SUPPLIED PASSAGE:
A systemic physical examination may facilitate the diagnosis of NF if café-au lait spots and superficial neurofibromas are present and recognized. Imaging techniques are useful for assessing the manifestations of neurofibromatosis especially for the lesions in abdominopelvic and cranial regions. Apart from the hamartomatous lesions in the brain, no systemic lesion was found in our patient’s scans. These techniques are useful in either early detection of neurofibromas or a possible malignant transformation, suspicious radiological signs of malignancy include an asymmetry in size and heterogeneity in CT attenuation [9].

Our patient had a large asymmetric and heterogeneous mass in CT and MRI scans of the abdomen; however, no malignant transformation was detected in the pathologic examination. In radiological investigations, bladder involvement can only be seen as a thickening of the bladder wall or a large mass just like our patient.

AVAILABLE DATA:
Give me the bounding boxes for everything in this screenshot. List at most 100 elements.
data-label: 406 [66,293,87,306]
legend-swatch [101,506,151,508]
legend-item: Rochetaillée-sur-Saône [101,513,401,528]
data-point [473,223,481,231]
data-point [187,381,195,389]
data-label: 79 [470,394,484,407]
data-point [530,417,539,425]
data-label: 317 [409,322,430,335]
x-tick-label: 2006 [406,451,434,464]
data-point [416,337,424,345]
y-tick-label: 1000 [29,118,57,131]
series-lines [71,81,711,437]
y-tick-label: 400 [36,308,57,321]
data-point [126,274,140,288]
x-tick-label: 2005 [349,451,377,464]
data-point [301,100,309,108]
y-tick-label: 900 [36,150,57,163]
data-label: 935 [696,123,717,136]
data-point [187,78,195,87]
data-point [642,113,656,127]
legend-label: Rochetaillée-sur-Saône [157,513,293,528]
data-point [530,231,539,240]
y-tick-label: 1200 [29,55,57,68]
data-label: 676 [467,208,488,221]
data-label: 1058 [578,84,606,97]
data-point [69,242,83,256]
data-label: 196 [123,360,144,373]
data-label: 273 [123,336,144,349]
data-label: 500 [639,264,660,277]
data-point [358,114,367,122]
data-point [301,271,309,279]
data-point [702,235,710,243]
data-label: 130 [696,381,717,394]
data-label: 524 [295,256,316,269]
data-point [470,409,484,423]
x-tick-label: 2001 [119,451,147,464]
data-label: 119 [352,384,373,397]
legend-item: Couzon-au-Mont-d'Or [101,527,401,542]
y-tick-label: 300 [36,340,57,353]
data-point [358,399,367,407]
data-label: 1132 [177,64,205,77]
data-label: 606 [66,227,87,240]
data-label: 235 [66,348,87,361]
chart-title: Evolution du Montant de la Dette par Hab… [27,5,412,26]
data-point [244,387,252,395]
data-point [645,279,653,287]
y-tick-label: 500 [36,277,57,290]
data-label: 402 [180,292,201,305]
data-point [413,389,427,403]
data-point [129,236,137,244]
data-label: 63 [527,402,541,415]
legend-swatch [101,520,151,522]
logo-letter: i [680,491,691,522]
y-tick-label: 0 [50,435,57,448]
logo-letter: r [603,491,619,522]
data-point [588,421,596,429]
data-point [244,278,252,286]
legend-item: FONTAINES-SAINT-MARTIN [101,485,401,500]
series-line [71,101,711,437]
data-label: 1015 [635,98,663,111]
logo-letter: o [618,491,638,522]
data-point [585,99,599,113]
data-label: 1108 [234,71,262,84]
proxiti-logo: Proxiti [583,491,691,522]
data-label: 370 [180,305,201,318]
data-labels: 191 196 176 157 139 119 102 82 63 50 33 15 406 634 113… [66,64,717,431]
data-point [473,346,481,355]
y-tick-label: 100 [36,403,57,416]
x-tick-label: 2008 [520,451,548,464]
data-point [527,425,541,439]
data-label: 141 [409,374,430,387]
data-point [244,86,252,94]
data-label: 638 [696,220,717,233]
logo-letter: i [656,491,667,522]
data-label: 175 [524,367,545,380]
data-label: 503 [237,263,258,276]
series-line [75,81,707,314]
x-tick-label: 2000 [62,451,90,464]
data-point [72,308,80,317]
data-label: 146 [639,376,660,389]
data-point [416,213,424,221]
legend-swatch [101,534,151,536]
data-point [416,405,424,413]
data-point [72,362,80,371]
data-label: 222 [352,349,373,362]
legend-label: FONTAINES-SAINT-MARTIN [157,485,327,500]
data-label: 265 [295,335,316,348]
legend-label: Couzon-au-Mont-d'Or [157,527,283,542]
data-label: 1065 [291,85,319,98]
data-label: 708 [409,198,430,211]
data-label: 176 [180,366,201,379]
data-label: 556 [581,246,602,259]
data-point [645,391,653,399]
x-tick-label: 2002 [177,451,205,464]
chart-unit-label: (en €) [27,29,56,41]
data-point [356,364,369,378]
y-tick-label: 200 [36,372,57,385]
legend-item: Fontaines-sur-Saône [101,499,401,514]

TASKS TO PERFORM:
**A.** In the neurofibromatosis passage, repeat the text word for word, starting at "A systemic physical" and ending at "CT attenuation [9].".
**B.** Answer these from the neurofibromatosis passage:
(i) What suspicious radiological signs of malignancy does it name?
(ii) What did the pathologic examination of the patient's mass show about malignant transformation?
(iii) How can bladder involvement appear in radiological investigations?

ANSWERS:
**A.**
A systemic physical examination may facilitate the diagnosis of NF if café-au lait spots and superficial neurofibromas are present and recognized. Imaging techniques are useful for assessing the manifestations of neurofibromatosis especially for the lesions in abdominopelvic and cranial regions. Apart from the hamartomatous lesions in the brain, no systemic lesion was found in our patient’s scans. These techniques are useful in either early detection of neurofibromas or a possible malignant transformation, suspicious radiological signs of malignancy include an asymmetry in size and heterogeneity in CT attenuation [9].

**B.**
(i) An asymmetry in size and heterogeneity in CT attenuation.
(ii) No malignant transformation was detected.
(iii) Only as a thickening of the bladder wall or a large mass.